## BEGIN

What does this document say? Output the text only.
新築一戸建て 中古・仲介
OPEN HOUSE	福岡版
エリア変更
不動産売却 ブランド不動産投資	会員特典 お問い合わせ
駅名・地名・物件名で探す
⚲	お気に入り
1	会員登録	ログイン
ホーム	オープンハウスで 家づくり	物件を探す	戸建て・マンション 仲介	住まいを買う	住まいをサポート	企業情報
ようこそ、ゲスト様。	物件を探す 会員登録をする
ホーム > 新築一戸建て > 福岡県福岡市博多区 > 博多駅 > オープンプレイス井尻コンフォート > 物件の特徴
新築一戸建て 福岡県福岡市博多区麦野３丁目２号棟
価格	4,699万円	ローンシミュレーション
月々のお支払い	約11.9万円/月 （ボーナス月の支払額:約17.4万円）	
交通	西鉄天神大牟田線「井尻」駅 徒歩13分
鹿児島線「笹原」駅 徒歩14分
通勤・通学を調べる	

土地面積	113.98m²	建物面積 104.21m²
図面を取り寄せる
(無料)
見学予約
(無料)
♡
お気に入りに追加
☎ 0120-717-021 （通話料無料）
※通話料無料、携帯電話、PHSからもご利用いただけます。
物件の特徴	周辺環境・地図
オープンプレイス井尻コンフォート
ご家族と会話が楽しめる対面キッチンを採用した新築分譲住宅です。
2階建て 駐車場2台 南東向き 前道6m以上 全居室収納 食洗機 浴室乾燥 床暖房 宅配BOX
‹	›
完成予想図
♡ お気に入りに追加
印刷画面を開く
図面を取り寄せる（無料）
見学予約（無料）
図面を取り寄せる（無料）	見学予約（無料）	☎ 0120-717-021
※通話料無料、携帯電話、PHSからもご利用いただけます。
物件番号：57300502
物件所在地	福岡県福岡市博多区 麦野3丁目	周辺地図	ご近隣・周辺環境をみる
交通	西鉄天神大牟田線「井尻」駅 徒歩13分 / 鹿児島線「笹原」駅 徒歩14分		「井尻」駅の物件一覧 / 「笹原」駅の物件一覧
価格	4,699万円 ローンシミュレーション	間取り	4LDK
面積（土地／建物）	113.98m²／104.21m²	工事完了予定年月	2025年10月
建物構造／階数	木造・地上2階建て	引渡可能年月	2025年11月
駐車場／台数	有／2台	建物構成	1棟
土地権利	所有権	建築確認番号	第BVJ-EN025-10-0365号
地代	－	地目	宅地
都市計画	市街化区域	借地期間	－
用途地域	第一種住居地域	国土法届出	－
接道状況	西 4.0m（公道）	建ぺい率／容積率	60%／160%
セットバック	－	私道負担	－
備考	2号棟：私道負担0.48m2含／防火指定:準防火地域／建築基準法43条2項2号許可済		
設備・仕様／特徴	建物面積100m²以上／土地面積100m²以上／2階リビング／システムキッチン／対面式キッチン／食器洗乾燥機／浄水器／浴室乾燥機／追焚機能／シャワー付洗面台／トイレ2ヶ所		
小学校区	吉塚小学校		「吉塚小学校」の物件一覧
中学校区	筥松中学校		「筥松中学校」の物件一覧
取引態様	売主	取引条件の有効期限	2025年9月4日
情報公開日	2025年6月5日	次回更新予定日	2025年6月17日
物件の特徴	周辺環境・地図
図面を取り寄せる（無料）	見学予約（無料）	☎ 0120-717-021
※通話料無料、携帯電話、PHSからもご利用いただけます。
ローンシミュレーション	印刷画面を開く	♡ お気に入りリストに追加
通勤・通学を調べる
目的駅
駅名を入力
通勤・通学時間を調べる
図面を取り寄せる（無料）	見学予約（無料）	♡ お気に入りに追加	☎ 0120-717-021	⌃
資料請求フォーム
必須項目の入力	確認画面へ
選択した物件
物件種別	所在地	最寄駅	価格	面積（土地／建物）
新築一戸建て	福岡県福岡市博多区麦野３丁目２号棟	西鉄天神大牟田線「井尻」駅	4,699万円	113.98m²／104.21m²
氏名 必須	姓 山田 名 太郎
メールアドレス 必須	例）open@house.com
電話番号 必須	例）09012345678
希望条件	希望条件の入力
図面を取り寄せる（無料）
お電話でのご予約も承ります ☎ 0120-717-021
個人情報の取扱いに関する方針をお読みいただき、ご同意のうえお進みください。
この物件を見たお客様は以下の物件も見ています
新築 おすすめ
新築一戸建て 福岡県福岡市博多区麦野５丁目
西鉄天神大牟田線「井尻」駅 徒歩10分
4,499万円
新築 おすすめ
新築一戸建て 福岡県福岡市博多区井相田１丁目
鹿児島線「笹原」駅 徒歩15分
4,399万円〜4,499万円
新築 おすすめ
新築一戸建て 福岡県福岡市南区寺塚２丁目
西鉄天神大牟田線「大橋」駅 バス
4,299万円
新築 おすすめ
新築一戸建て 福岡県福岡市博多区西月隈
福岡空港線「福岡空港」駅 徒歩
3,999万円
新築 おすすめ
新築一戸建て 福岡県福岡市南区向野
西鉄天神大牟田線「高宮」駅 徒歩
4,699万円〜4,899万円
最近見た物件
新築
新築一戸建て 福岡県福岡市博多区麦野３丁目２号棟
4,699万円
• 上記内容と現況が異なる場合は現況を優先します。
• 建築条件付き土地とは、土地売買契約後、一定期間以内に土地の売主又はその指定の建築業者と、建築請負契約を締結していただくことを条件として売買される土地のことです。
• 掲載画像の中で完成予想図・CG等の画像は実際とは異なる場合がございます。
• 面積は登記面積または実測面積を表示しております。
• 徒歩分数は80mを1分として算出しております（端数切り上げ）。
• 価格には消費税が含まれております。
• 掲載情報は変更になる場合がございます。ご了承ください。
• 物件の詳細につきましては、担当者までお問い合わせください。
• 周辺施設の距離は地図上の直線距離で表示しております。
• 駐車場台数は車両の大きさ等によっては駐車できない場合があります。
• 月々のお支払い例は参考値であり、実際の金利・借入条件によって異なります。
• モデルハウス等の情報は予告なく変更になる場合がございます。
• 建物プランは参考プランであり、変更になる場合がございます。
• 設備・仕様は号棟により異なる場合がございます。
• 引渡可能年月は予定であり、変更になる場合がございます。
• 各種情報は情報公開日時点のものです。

## END

= Exercise brief =
Copy every line from the records above that contains the word "オープンプレイス井尻コンフォート".

= Solution to the exercise =
ホーム > 新築一戸建て > 福岡県福岡市博多区 > 博多駅 > オープンプレイス井尻コンフォート > 物件の特徴
オープンプレイス井尻コンフォート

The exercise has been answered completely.